=== Task objective ===
Extract the listing below in full, unchanged.

=== Dataset extract ===
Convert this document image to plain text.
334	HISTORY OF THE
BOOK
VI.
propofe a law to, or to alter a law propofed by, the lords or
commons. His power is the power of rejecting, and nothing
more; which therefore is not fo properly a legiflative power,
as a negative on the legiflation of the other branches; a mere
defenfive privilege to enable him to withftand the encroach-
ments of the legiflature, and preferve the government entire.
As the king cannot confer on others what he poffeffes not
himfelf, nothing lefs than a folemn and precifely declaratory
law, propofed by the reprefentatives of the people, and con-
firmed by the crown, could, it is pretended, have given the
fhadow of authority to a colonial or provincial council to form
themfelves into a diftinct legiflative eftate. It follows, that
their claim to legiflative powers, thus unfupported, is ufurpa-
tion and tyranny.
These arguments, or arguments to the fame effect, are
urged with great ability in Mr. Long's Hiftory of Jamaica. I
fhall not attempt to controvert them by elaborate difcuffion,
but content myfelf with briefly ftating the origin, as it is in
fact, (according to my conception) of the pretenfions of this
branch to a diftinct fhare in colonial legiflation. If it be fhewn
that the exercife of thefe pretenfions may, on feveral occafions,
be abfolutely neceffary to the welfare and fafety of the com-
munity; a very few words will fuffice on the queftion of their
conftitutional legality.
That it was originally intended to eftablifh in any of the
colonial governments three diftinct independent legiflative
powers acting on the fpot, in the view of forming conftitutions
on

=== Result ===
Convert this document image to plain text.
334	HISTORY OF THE
BOOK
VI.
propofe a law to, or to alter a law propofed by, the lords or
commons. His power is the power of rejecting, and nothing
more; which therefore is not fo properly a legiflative power,
as a negative on the legiflation of the other branches; a mere
defenfive privilege to enable him to withftand the encroach-
ments of the legiflature, and preferve the government entire.
As the king cannot confer on others what he poffeffes not
himfelf, nothing lefs than a folemn and precifely declaratory
law, propofed by the reprefentatives of the people, and con-
firmed by the crown, could, it is pretended, have given the
fhadow of authority to a colonial or provincial council to form
themfelves into a diftinct legiflative eftate. It follows, that
their claim to legiflative powers, thus unfupported, is ufurpa-
tion and tyranny.
These arguments, or arguments to the fame effect, are
urged with great ability in Mr. Long's Hiftory of Jamaica. I
fhall not attempt to controvert them by elaborate difcuffion,
but content myfelf with briefly ftating the origin, as it is in
fact, (according to my conception) of the pretenfions of this
branch to a diftinct fhare in colonial legiflation. If it be fhewn
that the exercife of thefe pretenfions may, on feveral occafions,
be abfolutely neceffary to the welfare and fafety of the com-
munity; a very few words will fuffice on the queftion of their
conftitutional legality.
That it was originally intended to eftablifh in any of the
colonial governments three diftinct independent legiflative
powers acting on the fpot, in the view of forming conftitutions
on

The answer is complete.